[BEGIN EXTRACTED ENTRIES]
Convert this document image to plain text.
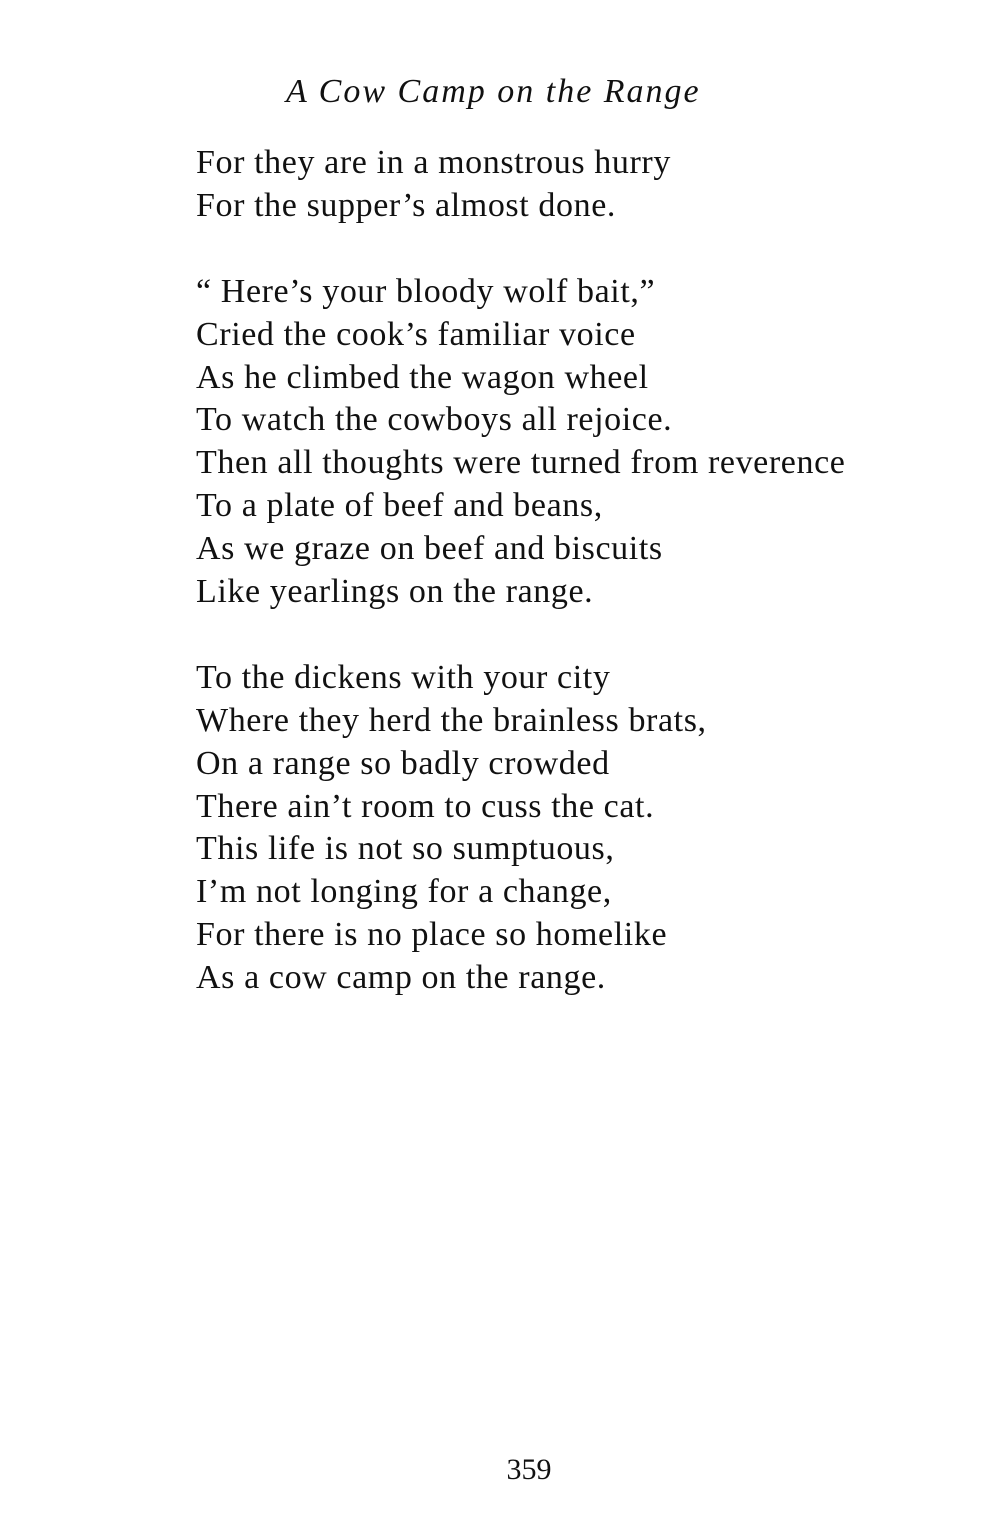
A Cow Camp on the Range
For they are in a monstrous hurry
For the supper’s almost done.
“ Here’s your bloody wolf bait,”
Cried the cook’s familiar voice
As he climbed the wagon wheel
To watch the cowboys all rejoice.
Then all thoughts were turned from reverence
To a plate of beef and beans,
As we graze on beef and biscuits
Like yearlings on the range.
To the dickens with your city
Where they herd the brainless brats,
On a range so badly crowded
There ain’t room to cuss the cat.
This life is not so sumptuous,
I’m not longing for a change,
For there is no place so homelike
As a cow camp on the range.
359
[END EXTRACTED ENTRIES]
Return the entries unchanged, save for the pictures, which do not belong in the copy.

Convert this document image to plain text.
A Cow Camp on the Range
For they are in a monstrous hurry
For the supper’s almost done.
“ Here’s your bloody wolf bait,”
Cried the cook’s familiar voice
As he climbed the wagon wheel
To watch the cowboys all rejoice.
Then all thoughts were turned from reverence
To a plate of beef and beans,
As we graze on beef and biscuits
Like yearlings on the range.
To the dickens with your city
Where they herd the brainless brats,
On a range so badly crowded
There ain’t room to cuss the cat.
This life is not so sumptuous,
I’m not longing for a change,
For there is no place so homelike
As a cow camp on the range.
359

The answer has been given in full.